▶ [Data excerpts]

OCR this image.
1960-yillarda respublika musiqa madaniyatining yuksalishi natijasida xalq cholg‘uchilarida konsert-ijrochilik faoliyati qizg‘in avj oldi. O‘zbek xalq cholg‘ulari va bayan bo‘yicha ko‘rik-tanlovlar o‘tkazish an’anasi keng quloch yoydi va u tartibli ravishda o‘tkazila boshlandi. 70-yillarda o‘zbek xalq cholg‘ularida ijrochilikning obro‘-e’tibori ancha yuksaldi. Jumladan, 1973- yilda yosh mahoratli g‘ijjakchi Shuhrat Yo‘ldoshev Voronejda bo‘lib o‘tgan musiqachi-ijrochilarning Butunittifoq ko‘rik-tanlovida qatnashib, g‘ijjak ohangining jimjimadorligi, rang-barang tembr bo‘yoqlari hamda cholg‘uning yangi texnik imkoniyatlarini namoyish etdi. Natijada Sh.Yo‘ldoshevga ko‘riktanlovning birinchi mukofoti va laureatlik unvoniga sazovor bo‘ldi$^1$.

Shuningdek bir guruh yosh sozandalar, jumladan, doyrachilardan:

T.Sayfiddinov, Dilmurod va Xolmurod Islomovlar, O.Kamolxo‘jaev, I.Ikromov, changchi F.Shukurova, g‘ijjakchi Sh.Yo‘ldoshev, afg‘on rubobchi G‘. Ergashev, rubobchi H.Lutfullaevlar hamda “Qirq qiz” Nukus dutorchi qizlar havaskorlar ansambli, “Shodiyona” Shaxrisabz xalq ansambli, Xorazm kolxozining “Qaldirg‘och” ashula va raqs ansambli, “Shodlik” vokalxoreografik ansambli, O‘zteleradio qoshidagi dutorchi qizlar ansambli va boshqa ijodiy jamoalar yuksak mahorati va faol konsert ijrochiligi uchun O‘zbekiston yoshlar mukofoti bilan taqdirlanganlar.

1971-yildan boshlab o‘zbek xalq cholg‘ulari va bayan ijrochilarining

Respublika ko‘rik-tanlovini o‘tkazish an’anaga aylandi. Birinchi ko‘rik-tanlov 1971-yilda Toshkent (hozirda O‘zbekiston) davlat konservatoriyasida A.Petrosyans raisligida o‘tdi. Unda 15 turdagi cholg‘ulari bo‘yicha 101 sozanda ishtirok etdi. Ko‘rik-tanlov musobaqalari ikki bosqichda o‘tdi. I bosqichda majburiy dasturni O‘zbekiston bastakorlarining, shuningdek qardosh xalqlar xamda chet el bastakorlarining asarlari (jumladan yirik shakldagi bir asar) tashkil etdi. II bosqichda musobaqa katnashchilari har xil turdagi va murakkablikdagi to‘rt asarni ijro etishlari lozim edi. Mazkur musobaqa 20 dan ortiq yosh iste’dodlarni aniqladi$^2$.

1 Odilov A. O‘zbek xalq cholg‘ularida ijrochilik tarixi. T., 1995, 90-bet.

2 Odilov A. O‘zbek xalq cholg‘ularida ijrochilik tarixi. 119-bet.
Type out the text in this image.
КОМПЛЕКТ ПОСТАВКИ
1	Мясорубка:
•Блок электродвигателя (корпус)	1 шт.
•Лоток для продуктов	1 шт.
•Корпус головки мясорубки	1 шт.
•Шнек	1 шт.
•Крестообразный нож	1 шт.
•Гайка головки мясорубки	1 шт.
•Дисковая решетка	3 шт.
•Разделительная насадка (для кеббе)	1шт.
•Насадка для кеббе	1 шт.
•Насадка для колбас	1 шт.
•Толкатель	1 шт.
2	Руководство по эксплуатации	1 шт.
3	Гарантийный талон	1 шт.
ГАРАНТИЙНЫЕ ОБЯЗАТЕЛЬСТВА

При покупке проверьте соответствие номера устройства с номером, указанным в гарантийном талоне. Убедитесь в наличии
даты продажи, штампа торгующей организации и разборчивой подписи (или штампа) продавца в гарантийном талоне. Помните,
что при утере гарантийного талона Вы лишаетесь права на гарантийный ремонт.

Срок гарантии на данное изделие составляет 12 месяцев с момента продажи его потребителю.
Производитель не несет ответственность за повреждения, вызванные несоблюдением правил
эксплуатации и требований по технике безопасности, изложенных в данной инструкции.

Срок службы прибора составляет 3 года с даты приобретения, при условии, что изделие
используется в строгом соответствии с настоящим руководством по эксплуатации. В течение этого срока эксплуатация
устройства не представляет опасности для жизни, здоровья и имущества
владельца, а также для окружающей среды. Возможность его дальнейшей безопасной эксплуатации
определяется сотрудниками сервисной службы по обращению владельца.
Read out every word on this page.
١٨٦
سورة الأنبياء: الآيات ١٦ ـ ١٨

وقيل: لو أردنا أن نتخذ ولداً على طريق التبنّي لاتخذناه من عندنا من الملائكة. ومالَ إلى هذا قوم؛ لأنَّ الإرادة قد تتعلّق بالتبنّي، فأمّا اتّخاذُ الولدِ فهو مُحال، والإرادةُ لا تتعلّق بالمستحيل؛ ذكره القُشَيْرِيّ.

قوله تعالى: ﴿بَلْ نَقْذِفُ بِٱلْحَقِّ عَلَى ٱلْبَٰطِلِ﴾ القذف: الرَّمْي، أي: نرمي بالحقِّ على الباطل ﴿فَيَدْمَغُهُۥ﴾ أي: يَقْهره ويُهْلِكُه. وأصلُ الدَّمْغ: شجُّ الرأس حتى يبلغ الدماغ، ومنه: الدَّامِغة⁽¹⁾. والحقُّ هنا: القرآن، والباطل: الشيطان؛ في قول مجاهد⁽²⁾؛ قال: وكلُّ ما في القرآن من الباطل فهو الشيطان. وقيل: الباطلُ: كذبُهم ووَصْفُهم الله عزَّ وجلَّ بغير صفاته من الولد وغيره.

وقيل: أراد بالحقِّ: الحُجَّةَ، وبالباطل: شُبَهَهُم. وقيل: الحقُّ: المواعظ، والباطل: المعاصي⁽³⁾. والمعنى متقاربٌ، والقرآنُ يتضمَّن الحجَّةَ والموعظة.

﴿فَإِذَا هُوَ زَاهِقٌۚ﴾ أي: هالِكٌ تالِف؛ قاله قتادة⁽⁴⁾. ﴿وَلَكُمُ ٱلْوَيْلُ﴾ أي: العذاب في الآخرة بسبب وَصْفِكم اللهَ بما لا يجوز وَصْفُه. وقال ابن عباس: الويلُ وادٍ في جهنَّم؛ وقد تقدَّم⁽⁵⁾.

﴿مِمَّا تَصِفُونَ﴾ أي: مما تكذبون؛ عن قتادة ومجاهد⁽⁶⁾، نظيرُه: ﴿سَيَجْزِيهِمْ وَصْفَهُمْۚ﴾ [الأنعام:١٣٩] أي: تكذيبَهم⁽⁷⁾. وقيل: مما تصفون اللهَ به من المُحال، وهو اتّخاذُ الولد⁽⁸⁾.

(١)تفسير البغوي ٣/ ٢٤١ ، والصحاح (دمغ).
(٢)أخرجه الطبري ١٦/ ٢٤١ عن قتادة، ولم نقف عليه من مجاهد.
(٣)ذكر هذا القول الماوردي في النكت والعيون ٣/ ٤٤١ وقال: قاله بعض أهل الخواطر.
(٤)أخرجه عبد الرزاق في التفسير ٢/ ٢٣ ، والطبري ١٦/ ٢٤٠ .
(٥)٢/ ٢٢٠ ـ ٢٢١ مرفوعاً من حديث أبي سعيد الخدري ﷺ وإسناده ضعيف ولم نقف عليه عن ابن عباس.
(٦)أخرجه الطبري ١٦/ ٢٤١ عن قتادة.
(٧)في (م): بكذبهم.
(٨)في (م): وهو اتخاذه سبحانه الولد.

▶ [WHAT YOU WILL DO] Write the complete data out, exactly as above.

▶ [WRITTEN SOLUTION]
OCR this image.
1960-yillarda respublika musiqa madaniyatining yuksalishi natijasida xalq cholg‘uchilarida konsert-ijrochilik faoliyati qizg‘in avj oldi. O‘zbek xalq cholg‘ulari va bayan bo‘yicha ko‘rik-tanlovlar o‘tkazish an’anasi keng quloch yoydi va u tartibli ravishda o‘tkazila boshlandi. 70-yillarda o‘zbek xalq cholg‘ularida ijrochilikning obro‘-e’tibori ancha yuksaldi. Jumladan, 1973- yilda yosh mahoratli g‘ijjakchi Shuhrat Yo‘ldoshev Voronejda bo‘lib o‘tgan musiqachi-ijrochilarning Butunittifoq ko‘rik-tanlovida qatnashib, g‘ijjak ohangining jimjimadorligi, rang-barang tembr bo‘yoqlari hamda cholg‘uning yangi texnik imkoniyatlarini namoyish etdi. Natijada Sh.Yo‘ldoshevga ko‘riktanlovning birinchi mukofoti va laureatlik unvoniga sazovor bo‘ldi$^1$.

Shuningdek bir guruh yosh sozandalar, jumladan, doyrachilardan:

T.Sayfiddinov, Dilmurod va Xolmurod Islomovlar, O.Kamolxo‘jaev, I.Ikromov, changchi F.Shukurova, g‘ijjakchi Sh.Yo‘ldoshev, afg‘on rubobchi G‘. Ergashev, rubobchi H.Lutfullaevlar hamda “Qirq qiz” Nukus dutorchi qizlar havaskorlar ansambli, “Shodiyona” Shaxrisabz xalq ansambli, Xorazm kolxozining “Qaldirg‘och” ashula va raqs ansambli, “Shodlik” vokalxoreografik ansambli, O‘zteleradio qoshidagi dutorchi qizlar ansambli va boshqa ijodiy jamoalar yuksak mahorati va faol konsert ijrochiligi uchun O‘zbekiston yoshlar mukofoti bilan taqdirlanganlar.

1971-yildan boshlab o‘zbek xalq cholg‘ulari va bayan ijrochilarining

Respublika ko‘rik-tanlovini o‘tkazish an’anaga aylandi. Birinchi ko‘rik-tanlov 1971-yilda Toshkent (hozirda O‘zbekiston) davlat konservatoriyasida A.Petrosyans raisligida o‘tdi. Unda 15 turdagi cholg‘ulari bo‘yicha 101 sozanda ishtirok etdi. Ko‘rik-tanlov musobaqalari ikki bosqichda o‘tdi. I bosqichda majburiy dasturni O‘zbekiston bastakorlarining, shuningdek qardosh xalqlar xamda chet el bastakorlarining asarlari (jumladan yirik shakldagi bir asar) tashkil etdi. II bosqichda musobaqa katnashchilari har xil turdagi va murakkablikdagi to‘rt asarni ijro etishlari lozim edi. Mazkur musobaqa 20 dan ortiq yosh iste’dodlarni aniqladi$^2$.

1 Odilov A. O‘zbek xalq cholg‘ularida ijrochilik tarixi. T., 1995, 90-bet.

2 Odilov A. O‘zbek xalq cholg‘ularida ijrochilik tarixi. 119-bet.
Type out the text in this image.
КОМПЛЕКТ ПОСТАВКИ
1	Мясорубка:
•Блок электродвигателя (корпус)	1 шт.
•Лоток для продуктов	1 шт.
•Корпус головки мясорубки	1 шт.
•Шнек	1 шт.
•Крестообразный нож	1 шт.
•Гайка головки мясорубки	1 шт.
•Дисковая решетка	3 шт.
•Разделительная насадка (для кеббе)	1шт.
•Насадка для кеббе	1 шт.
•Насадка для колбас	1 шт.
•Толкатель	1 шт.
2	Руководство по эксплуатации	1 шт.
3	Гарантийный талон	1 шт.
ГАРАНТИЙНЫЕ ОБЯЗАТЕЛЬСТВА

При покупке проверьте соответствие номера устройства с номером, указанным в гарантийном талоне. Убедитесь в наличии
даты продажи, штампа торгующей организации и разборчивой подписи (или штампа) продавца в гарантийном талоне. Помните,
что при утере гарантийного талона Вы лишаетесь права на гарантийный ремонт.

Срок гарантии на данное изделие составляет 12 месяцев с момента продажи его потребителю.
Производитель не несет ответственность за повреждения, вызванные несоблюдением правил
эксплуатации и требований по технике безопасности, изложенных в данной инструкции.

Срок службы прибора составляет 3 года с даты приобретения, при условии, что изделие
используется в строгом соответствии с настоящим руководством по эксплуатации. В течение этого срока эксплуатация
устройства не представляет опасности для жизни, здоровья и имущества
владельца, а также для окружающей среды. Возможность его дальнейшей безопасной эксплуатации
определяется сотрудниками сервисной службы по обращению владельца.
Read out every word on this page.
١٨٦
سورة الأنبياء: الآيات ١٦ ـ ١٨

وقيل: لو أردنا أن نتخذ ولداً على طريق التبنّي لاتخذناه من عندنا من الملائكة. ومالَ إلى هذا قوم؛ لأنَّ الإرادة قد تتعلّق بالتبنّي، فأمّا اتّخاذُ الولدِ فهو مُحال، والإرادةُ لا تتعلّق بالمستحيل؛ ذكره القُشَيْرِيّ.

قوله تعالى: ﴿بَلْ نَقْذِفُ بِٱلْحَقِّ عَلَى ٱلْبَٰطِلِ﴾ القذف: الرَّمْي، أي: نرمي بالحقِّ على الباطل ﴿فَيَدْمَغُهُۥ﴾ أي: يَقْهره ويُهْلِكُه. وأصلُ الدَّمْغ: شجُّ الرأس حتى يبلغ الدماغ، ومنه: الدَّامِغة⁽¹⁾. والحقُّ هنا: القرآن، والباطل: الشيطان؛ في قول مجاهد⁽²⁾؛ قال: وكلُّ ما في القرآن من الباطل فهو الشيطان. وقيل: الباطلُ: كذبُهم ووَصْفُهم الله عزَّ وجلَّ بغير صفاته من الولد وغيره.

وقيل: أراد بالحقِّ: الحُجَّةَ، وبالباطل: شُبَهَهُم. وقيل: الحقُّ: المواعظ، والباطل: المعاصي⁽³⁾. والمعنى متقاربٌ، والقرآنُ يتضمَّن الحجَّةَ والموعظة.

﴿فَإِذَا هُوَ زَاهِقٌۚ﴾ أي: هالِكٌ تالِف؛ قاله قتادة⁽⁴⁾. ﴿وَلَكُمُ ٱلْوَيْلُ﴾ أي: العذاب في الآخرة بسبب وَصْفِكم اللهَ بما لا يجوز وَصْفُه. وقال ابن عباس: الويلُ وادٍ في جهنَّم؛ وقد تقدَّم⁽⁵⁾.

﴿مِمَّا تَصِفُونَ﴾ أي: مما تكذبون؛ عن قتادة ومجاهد⁽⁶⁾، نظيرُه: ﴿سَيَجْزِيهِمْ وَصْفَهُمْۚ﴾ [الأنعام:١٣٩] أي: تكذيبَهم⁽⁷⁾. وقيل: مما تصفون اللهَ به من المُحال، وهو اتّخاذُ الولد⁽⁸⁾.

(١)تفسير البغوي ٣/ ٢٤١ ، والصحاح (دمغ).
(٢)أخرجه الطبري ١٦/ ٢٤١ عن قتادة، ولم نقف عليه من مجاهد.
(٣)ذكر هذا القول الماوردي في النكت والعيون ٣/ ٤٤١ وقال: قاله بعض أهل الخواطر.
(٤)أخرجه عبد الرزاق في التفسير ٢/ ٢٣ ، والطبري ١٦/ ٢٤٠ .
(٥)٢/ ٢٢٠ ـ ٢٢١ مرفوعاً من حديث أبي سعيد الخدري ﷺ وإسناده ضعيف ولم نقف عليه عن ابن عباس.
(٦)أخرجه الطبري ١٦/ ٢٤١ عن قتادة.
(٧)في (م): بكذبهم.
(٨)في (م): وهو اتخاذه سبحانه الولد.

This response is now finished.